— Start of Data extract —
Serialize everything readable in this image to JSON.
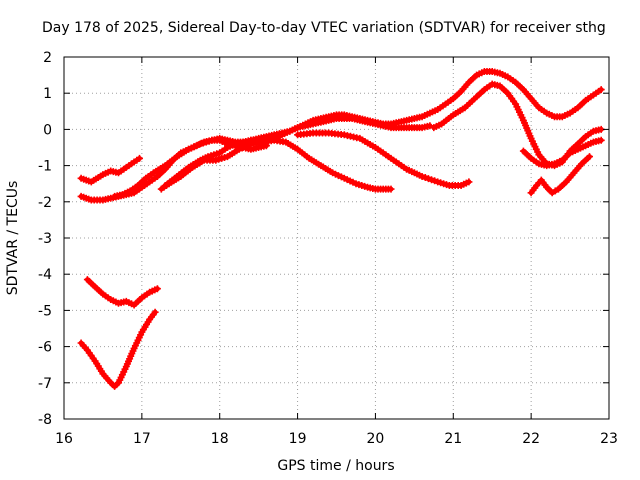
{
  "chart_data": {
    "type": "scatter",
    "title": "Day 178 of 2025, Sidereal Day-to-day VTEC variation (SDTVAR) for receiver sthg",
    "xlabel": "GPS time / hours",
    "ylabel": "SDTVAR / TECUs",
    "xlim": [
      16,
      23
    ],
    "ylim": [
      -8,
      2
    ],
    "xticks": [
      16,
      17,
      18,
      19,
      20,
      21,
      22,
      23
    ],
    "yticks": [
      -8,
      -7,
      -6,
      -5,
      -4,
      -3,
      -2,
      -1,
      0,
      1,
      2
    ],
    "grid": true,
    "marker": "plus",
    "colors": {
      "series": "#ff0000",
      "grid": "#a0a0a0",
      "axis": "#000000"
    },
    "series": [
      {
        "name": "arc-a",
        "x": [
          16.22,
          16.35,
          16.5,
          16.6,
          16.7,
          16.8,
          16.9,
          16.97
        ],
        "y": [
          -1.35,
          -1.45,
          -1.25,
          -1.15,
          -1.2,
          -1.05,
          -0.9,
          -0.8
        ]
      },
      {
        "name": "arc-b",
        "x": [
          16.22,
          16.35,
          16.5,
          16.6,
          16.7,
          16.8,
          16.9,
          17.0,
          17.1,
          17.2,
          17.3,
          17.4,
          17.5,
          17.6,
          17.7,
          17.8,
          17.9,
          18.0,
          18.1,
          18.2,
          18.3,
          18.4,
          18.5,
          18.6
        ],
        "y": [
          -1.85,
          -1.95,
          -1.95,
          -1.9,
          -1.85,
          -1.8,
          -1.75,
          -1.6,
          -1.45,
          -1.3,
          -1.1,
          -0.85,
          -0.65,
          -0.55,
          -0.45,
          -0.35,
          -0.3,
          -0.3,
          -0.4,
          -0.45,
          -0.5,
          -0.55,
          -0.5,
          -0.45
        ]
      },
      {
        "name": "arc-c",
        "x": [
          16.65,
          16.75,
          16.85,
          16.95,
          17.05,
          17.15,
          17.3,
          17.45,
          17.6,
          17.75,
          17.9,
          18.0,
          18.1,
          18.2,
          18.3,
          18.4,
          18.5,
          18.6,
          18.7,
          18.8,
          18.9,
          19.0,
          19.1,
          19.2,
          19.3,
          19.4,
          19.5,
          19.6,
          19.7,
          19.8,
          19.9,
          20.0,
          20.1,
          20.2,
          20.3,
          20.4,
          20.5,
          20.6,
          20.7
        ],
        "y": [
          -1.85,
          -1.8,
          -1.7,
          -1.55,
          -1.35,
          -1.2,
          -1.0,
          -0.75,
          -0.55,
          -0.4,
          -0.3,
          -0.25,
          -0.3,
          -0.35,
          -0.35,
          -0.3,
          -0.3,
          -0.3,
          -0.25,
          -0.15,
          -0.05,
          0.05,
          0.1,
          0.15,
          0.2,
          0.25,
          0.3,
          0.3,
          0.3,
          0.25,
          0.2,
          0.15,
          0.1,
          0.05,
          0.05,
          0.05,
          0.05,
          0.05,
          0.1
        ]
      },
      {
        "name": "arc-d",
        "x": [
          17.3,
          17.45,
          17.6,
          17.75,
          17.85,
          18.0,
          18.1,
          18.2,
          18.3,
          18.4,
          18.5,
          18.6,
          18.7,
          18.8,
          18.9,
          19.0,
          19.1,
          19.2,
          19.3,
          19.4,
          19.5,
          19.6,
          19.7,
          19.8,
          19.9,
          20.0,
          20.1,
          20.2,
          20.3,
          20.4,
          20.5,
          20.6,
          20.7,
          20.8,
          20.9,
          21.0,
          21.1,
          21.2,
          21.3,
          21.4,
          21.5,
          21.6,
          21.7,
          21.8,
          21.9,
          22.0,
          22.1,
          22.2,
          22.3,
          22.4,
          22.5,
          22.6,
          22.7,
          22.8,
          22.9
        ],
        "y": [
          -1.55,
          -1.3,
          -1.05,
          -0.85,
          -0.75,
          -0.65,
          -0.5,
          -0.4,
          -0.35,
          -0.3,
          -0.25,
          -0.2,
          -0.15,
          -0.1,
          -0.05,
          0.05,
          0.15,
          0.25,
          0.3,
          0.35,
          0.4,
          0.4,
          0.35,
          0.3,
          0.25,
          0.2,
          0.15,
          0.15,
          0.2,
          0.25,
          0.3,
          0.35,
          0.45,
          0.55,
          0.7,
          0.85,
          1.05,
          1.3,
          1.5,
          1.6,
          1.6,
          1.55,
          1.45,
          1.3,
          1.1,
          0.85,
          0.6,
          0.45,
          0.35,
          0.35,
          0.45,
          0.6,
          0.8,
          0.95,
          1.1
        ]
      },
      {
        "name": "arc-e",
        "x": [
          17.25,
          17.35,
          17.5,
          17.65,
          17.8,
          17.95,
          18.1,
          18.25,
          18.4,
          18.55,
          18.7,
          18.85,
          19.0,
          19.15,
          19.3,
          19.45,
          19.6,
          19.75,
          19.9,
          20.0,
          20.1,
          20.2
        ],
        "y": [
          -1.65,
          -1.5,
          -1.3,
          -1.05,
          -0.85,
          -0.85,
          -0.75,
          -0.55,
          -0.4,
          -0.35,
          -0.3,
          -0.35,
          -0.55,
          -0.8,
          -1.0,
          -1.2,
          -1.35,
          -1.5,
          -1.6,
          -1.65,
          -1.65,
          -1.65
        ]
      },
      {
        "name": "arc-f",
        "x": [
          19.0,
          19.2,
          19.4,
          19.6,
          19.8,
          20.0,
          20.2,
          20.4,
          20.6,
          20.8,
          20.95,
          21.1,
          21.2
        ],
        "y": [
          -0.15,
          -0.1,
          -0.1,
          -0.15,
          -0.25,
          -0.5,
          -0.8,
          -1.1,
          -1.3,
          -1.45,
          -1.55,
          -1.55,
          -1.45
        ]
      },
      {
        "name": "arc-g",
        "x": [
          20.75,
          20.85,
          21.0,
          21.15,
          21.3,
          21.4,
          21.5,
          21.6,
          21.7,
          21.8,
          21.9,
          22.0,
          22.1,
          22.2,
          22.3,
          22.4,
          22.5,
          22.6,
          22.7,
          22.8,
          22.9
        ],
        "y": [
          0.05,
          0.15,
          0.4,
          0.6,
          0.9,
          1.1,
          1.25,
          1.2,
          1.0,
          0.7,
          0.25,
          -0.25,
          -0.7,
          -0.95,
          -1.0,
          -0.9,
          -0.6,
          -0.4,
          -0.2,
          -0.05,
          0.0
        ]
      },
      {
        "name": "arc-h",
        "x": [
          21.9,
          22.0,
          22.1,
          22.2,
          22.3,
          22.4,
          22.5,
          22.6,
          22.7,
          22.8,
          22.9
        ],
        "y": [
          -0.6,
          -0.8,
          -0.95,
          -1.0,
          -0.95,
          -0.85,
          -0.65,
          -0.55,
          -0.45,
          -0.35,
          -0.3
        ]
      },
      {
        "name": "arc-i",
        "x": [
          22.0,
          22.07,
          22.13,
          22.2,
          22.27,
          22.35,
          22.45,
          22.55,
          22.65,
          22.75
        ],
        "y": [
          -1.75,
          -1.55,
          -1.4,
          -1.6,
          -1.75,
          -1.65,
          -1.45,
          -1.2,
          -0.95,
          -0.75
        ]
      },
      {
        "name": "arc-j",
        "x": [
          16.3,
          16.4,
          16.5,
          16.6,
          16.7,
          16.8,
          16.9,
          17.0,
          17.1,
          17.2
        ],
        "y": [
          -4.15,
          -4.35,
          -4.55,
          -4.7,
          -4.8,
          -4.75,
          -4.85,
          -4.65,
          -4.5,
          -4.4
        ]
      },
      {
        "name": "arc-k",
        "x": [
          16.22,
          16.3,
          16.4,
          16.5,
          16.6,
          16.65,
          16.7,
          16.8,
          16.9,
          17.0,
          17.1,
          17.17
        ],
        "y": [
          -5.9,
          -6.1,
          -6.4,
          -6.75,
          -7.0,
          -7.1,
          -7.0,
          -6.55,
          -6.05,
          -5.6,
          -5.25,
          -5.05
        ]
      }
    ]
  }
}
— End of Data extract —
— Start of Data extract —
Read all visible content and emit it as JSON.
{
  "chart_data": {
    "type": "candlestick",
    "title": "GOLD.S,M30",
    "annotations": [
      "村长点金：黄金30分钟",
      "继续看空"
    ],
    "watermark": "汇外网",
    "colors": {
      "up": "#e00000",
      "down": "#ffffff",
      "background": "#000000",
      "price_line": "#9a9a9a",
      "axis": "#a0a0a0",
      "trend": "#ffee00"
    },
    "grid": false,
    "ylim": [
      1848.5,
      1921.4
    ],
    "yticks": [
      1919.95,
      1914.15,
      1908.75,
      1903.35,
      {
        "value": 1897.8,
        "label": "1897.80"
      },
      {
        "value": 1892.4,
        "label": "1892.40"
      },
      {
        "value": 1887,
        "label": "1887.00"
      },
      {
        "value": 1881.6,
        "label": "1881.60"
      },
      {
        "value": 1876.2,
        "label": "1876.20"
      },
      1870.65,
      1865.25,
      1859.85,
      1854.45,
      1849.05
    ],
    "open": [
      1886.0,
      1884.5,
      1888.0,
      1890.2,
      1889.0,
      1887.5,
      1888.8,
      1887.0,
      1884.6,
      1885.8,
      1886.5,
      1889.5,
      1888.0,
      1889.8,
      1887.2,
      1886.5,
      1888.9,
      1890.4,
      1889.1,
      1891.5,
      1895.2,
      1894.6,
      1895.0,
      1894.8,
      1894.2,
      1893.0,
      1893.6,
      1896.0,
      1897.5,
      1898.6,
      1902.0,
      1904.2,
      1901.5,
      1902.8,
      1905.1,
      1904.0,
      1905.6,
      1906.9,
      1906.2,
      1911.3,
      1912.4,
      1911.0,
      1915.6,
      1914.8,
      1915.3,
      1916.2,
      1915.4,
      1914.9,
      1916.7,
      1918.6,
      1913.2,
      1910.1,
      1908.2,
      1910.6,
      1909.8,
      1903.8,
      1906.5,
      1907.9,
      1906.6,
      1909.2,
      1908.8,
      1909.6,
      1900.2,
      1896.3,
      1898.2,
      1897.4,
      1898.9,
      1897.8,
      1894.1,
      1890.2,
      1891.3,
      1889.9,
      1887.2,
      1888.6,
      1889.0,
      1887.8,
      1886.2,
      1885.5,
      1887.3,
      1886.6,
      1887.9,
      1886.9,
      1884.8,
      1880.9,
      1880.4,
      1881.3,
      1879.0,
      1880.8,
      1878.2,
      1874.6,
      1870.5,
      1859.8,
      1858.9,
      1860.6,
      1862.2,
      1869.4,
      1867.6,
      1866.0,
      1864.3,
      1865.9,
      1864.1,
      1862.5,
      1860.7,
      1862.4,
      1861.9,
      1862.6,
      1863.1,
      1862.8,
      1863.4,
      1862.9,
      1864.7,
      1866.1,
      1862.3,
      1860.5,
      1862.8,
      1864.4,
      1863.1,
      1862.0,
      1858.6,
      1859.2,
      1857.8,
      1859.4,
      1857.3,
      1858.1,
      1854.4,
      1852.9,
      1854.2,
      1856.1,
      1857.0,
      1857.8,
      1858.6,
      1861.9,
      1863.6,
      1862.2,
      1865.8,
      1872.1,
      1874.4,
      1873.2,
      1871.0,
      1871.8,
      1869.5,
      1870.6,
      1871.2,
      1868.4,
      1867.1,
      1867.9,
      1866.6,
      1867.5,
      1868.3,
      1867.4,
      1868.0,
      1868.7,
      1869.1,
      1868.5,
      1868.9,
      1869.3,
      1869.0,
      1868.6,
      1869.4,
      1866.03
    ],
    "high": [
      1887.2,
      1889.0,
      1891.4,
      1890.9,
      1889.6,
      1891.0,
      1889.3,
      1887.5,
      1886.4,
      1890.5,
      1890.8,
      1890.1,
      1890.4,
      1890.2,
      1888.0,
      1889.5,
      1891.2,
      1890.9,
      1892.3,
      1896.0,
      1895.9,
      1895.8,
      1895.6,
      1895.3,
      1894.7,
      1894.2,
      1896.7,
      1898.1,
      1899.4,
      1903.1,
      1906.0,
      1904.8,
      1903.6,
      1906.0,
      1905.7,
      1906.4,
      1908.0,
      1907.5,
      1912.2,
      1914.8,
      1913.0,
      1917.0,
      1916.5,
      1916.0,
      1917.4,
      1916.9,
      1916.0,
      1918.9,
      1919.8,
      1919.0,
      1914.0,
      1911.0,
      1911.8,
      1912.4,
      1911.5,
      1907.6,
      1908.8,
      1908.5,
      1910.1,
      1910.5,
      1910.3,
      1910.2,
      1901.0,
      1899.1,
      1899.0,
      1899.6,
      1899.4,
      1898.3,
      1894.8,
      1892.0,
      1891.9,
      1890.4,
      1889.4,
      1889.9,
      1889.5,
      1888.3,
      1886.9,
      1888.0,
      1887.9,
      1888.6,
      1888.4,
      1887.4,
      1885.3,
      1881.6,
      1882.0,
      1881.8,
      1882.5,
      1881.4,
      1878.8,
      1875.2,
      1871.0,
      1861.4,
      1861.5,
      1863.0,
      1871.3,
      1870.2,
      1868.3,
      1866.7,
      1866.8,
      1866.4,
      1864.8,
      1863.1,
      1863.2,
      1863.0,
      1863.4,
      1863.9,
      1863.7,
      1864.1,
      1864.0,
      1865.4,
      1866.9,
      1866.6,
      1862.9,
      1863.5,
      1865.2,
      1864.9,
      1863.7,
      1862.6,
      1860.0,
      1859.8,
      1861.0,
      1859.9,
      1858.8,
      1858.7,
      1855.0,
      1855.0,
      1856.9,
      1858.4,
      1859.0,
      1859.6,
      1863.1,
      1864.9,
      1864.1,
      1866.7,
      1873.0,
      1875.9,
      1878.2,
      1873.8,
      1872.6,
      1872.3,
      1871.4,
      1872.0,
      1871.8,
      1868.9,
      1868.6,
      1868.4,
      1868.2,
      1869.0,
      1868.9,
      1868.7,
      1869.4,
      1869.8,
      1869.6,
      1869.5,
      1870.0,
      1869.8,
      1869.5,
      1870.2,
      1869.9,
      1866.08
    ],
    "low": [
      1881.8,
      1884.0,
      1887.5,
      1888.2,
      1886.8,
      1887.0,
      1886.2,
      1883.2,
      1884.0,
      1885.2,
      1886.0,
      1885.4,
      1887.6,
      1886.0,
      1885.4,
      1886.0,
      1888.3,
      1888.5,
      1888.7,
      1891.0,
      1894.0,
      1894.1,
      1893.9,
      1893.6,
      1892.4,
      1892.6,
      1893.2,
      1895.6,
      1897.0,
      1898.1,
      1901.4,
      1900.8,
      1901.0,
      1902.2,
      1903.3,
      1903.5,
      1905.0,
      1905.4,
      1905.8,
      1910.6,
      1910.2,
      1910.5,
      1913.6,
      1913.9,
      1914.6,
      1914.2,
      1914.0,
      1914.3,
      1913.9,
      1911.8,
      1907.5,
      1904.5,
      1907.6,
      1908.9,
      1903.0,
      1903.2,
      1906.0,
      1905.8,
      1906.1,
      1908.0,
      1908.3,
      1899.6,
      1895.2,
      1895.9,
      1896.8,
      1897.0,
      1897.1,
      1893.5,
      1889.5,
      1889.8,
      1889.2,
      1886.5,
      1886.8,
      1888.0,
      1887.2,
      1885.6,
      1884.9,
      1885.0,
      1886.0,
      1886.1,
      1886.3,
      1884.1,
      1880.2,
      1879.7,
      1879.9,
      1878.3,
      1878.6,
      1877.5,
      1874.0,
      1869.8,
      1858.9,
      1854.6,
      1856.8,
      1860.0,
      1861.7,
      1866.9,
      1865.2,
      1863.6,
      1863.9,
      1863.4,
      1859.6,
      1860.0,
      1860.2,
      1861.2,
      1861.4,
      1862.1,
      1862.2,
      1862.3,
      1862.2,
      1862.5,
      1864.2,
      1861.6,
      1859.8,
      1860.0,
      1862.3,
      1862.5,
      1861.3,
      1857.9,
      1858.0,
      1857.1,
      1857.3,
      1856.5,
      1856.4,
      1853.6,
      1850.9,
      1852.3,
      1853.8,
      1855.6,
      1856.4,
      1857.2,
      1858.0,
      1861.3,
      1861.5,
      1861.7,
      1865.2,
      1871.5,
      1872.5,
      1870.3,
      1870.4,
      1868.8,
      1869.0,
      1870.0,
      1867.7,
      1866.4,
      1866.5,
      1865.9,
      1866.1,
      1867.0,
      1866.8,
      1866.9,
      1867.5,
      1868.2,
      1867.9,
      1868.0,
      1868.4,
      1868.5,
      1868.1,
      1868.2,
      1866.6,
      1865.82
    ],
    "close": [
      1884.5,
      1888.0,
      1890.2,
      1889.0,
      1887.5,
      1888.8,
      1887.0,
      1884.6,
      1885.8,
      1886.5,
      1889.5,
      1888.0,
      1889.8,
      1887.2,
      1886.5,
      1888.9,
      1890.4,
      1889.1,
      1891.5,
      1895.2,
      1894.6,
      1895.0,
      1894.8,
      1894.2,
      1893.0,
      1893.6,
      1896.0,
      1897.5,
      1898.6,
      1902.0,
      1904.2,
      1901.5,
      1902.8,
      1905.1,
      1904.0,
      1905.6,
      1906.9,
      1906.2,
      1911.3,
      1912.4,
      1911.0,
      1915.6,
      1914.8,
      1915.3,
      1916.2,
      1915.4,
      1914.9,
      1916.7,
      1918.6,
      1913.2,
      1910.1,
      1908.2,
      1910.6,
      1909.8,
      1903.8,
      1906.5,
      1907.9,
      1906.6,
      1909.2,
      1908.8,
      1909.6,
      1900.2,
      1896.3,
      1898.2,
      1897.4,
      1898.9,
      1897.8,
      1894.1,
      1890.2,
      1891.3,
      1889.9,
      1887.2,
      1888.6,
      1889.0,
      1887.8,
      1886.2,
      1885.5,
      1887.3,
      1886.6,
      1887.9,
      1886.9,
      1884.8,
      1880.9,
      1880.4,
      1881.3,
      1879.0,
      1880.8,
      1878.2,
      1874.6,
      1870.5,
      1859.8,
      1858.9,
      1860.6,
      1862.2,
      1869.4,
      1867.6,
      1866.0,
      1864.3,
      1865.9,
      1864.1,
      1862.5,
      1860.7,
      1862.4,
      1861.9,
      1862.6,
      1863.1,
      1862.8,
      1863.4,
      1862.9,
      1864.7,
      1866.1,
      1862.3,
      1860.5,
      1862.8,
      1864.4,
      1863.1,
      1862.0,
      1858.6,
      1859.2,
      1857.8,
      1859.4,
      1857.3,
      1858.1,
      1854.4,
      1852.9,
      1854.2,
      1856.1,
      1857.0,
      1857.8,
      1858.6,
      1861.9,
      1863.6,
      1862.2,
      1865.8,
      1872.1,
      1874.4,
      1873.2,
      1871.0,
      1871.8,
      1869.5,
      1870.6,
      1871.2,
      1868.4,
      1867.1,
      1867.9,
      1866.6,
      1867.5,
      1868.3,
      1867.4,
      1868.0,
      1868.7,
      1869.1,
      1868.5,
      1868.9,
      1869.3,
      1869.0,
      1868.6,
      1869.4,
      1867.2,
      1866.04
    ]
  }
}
— End of Data extract —
* _What is being asked_:
Gather, from the listing above, every line carrying the word "JSON".

* _Task output_:
Serialize everything readable in this image to JSON.
Read all visible content and emit it as JSON.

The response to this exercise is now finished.